* start SUPPLIED ENTRIES *

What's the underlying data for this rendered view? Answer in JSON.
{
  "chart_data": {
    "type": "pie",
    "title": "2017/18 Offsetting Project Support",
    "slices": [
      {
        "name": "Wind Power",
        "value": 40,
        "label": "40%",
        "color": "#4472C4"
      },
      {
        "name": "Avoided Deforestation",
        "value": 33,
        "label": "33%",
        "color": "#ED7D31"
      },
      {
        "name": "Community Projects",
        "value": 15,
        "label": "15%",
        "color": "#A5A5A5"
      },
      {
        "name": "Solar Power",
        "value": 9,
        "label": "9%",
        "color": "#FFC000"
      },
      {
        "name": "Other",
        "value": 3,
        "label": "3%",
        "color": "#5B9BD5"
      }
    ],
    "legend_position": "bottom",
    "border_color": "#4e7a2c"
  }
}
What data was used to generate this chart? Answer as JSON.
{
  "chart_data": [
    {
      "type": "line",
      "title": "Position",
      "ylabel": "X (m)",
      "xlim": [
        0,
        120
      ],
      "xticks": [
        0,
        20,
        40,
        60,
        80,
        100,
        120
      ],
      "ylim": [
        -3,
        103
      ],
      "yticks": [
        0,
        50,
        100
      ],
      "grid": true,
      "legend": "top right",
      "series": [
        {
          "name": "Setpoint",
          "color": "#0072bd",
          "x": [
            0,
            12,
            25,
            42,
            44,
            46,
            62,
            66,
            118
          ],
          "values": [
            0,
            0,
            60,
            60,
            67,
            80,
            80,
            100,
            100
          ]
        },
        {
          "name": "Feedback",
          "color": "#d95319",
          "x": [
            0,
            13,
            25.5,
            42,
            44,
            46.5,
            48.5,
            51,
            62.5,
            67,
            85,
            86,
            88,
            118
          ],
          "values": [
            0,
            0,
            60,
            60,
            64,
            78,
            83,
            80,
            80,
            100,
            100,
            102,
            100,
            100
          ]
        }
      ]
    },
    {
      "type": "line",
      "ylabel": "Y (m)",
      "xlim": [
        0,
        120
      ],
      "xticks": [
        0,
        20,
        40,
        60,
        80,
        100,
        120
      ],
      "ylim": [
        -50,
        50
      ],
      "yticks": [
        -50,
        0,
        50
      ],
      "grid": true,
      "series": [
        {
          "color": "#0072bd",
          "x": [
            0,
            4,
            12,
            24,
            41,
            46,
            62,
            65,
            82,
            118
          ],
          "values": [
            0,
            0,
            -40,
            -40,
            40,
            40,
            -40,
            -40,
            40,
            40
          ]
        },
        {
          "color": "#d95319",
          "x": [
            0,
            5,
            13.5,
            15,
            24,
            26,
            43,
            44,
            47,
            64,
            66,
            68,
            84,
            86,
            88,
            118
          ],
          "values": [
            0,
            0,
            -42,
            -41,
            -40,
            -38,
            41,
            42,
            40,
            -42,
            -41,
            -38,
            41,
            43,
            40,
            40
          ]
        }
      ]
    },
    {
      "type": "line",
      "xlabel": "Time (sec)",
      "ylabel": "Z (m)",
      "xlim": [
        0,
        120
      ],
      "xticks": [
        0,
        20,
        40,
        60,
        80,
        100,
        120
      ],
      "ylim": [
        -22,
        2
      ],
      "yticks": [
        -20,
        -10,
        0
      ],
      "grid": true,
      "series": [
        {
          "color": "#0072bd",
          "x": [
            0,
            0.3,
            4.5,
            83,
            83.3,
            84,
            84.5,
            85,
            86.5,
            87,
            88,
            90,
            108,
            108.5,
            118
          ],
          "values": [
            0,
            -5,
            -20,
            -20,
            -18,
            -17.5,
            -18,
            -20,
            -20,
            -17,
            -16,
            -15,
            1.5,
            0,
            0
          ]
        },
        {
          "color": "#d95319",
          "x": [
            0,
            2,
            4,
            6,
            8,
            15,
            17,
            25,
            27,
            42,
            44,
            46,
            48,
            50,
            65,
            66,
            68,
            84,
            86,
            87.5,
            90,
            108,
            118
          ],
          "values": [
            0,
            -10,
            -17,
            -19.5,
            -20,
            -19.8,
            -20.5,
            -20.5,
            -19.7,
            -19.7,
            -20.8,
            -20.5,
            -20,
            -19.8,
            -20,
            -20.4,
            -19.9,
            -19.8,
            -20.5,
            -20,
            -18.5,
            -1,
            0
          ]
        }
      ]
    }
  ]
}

* end SUPPLIED ENTRIES *
* start SUPPLIED ENTRIES *

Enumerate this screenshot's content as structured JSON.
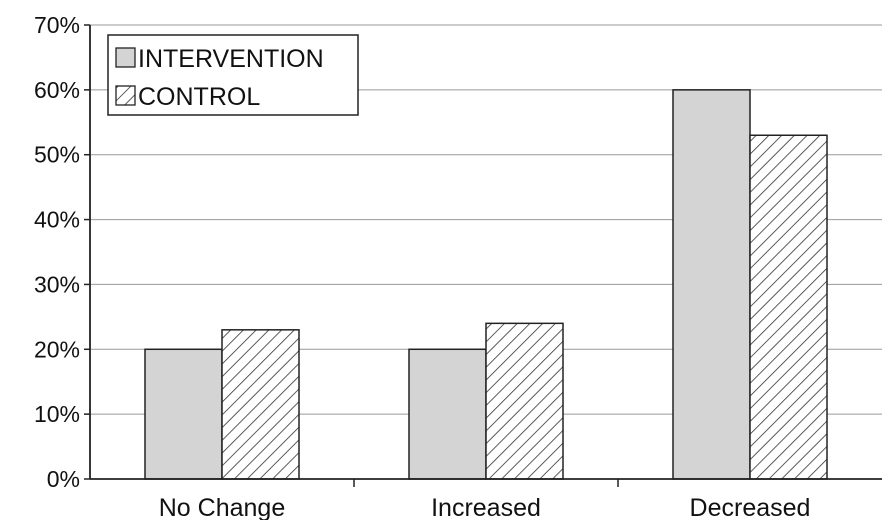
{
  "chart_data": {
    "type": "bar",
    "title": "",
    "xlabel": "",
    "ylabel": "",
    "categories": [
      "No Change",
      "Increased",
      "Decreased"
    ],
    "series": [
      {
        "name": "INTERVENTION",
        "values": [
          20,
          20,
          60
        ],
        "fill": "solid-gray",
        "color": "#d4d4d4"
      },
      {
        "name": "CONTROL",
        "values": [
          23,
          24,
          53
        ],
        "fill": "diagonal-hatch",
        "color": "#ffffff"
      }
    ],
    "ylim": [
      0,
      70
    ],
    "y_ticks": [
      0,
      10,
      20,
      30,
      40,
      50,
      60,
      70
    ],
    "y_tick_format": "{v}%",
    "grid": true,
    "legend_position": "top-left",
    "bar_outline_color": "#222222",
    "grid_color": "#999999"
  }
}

* end SUPPLIED ENTRIES *

** DIRECTIVE **
Gather all lines with the string "title" from the data.

** EXERCISE ANSWER **
    "title": "2017/18 Offsetting Project Support",
      "title": "Position",
    "title": "",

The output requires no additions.